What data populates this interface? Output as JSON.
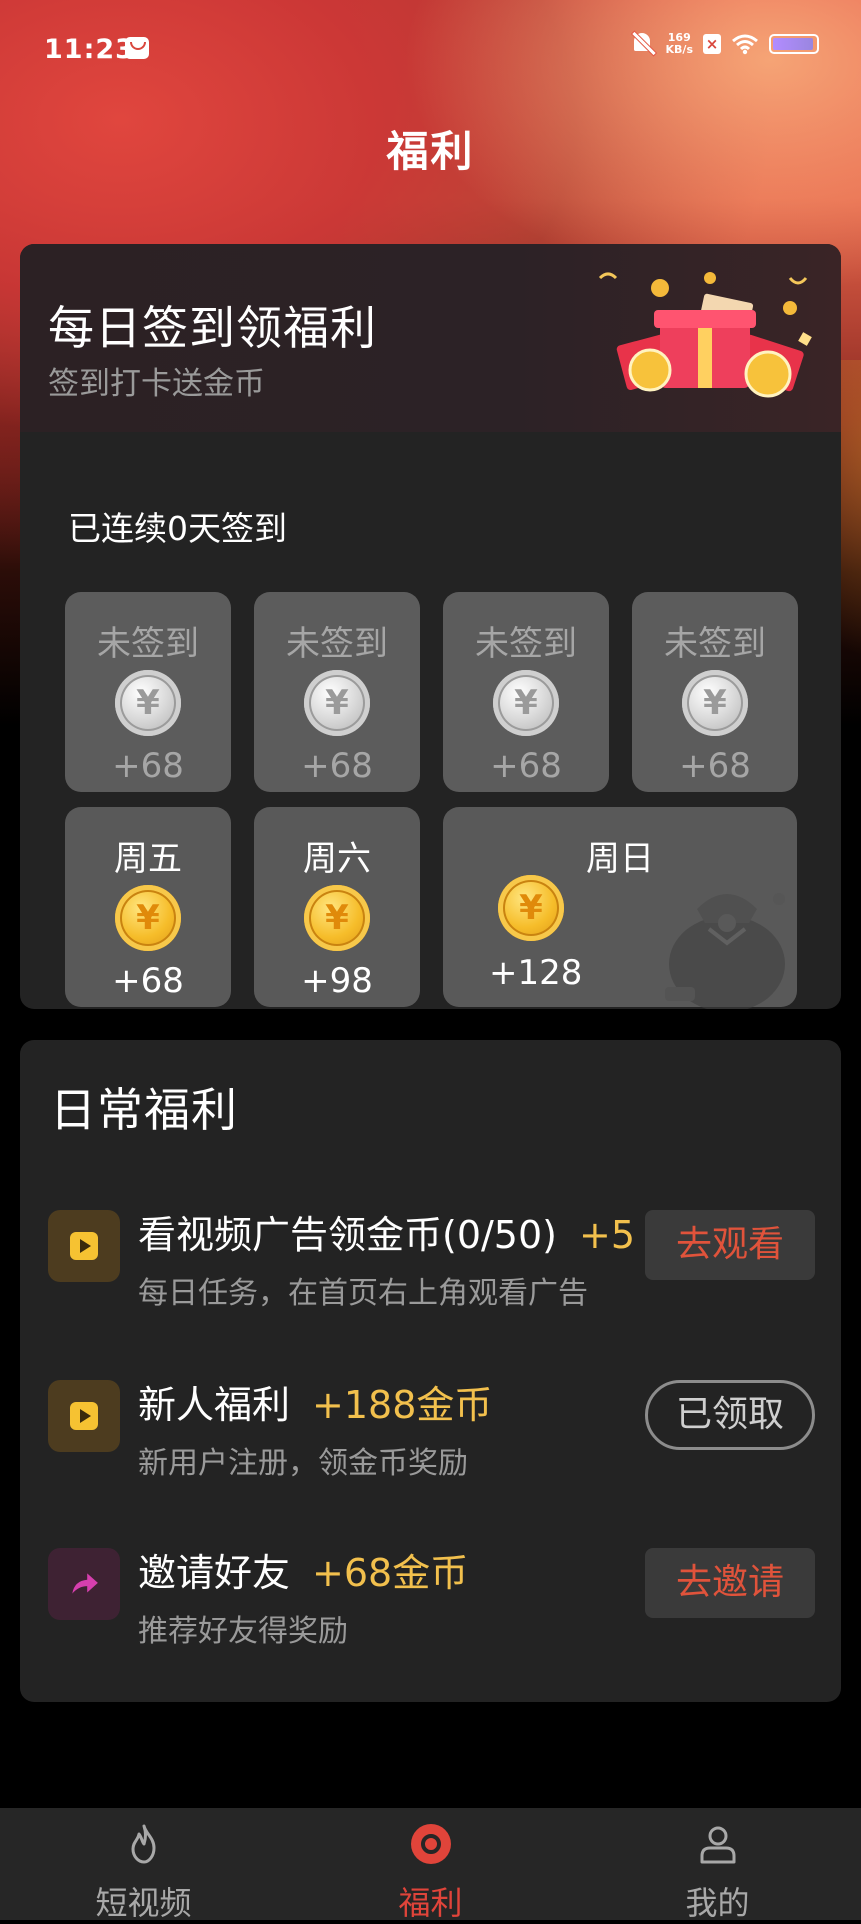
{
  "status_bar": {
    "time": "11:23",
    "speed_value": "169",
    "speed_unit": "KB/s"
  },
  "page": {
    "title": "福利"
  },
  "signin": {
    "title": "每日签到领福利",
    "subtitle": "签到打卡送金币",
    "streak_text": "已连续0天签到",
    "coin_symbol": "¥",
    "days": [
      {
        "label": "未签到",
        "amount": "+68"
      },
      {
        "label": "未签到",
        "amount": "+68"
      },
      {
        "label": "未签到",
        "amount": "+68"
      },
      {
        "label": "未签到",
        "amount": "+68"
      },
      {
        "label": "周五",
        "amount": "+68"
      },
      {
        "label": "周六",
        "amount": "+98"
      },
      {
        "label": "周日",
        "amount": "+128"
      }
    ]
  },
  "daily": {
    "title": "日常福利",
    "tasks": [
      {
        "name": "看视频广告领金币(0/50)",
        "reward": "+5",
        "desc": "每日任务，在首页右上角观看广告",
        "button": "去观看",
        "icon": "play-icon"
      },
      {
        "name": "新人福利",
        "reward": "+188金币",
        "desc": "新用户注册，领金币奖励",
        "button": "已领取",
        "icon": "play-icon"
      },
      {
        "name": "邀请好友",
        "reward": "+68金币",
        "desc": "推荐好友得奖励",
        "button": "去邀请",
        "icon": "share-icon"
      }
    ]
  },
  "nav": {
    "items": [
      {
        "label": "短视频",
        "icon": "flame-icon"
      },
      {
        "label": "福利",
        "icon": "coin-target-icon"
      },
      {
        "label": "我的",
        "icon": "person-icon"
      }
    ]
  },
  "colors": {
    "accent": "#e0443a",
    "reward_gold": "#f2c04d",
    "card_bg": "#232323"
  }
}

# TASK INSTRUCTIONS
Transcribe all of the material exactly, leaving out whatever pictures it contains.

# FINISHED TASK
What data populates this interface? Output as JSON.
{
  "status_bar": {
    "time": "11:23",
    "speed_value": "169",
    "speed_unit": "KB/s"
  },
  "page": {
    "title": "福利"
  },
  "signin": {
    "title": "每日签到领福利",
    "subtitle": "签到打卡送金币",
    "streak_text": "已连续0天签到",
    "coin_symbol": "¥",
    "days": [
      {
        "label": "未签到",
        "amount": "+68"
      },
      {
        "label": "未签到",
        "amount": "+68"
      },
      {
        "label": "未签到",
        "amount": "+68"
      },
      {
        "label": "未签到",
        "amount": "+68"
      },
      {
        "label": "周五",
        "amount": "+68"
      },
      {
        "label": "周六",
        "amount": "+98"
      },
      {
        "label": "周日",
        "amount": "+128"
      }
    ]
  },
  "daily": {
    "title": "日常福利",
    "tasks": [
      {
        "name": "看视频广告领金币(0/50)",
        "reward": "+5",
        "desc": "每日任务，在首页右上角观看广告",
        "button": "去观看",
        "icon": "play-icon"
      },
      {
        "name": "新人福利",
        "reward": "+188金币",
        "desc": "新用户注册，领金币奖励",
        "button": "已领取",
        "icon": "play-icon"
      },
      {
        "name": "邀请好友",
        "reward": "+68金币",
        "desc": "推荐好友得奖励",
        "button": "去邀请",
        "icon": "share-icon"
      }
    ]
  },
  "nav": {
    "items": [
      {
        "label": "短视频",
        "icon": "flame-icon"
      },
      {
        "label": "福利",
        "icon": "coin-target-icon"
      },
      {
        "label": "我的",
        "icon": "person-icon"
      }
    ]
  },
  "colors": {
    "accent": "#e0443a",
    "reward_gold": "#f2c04d",
    "card_bg": "#232323"
  }
}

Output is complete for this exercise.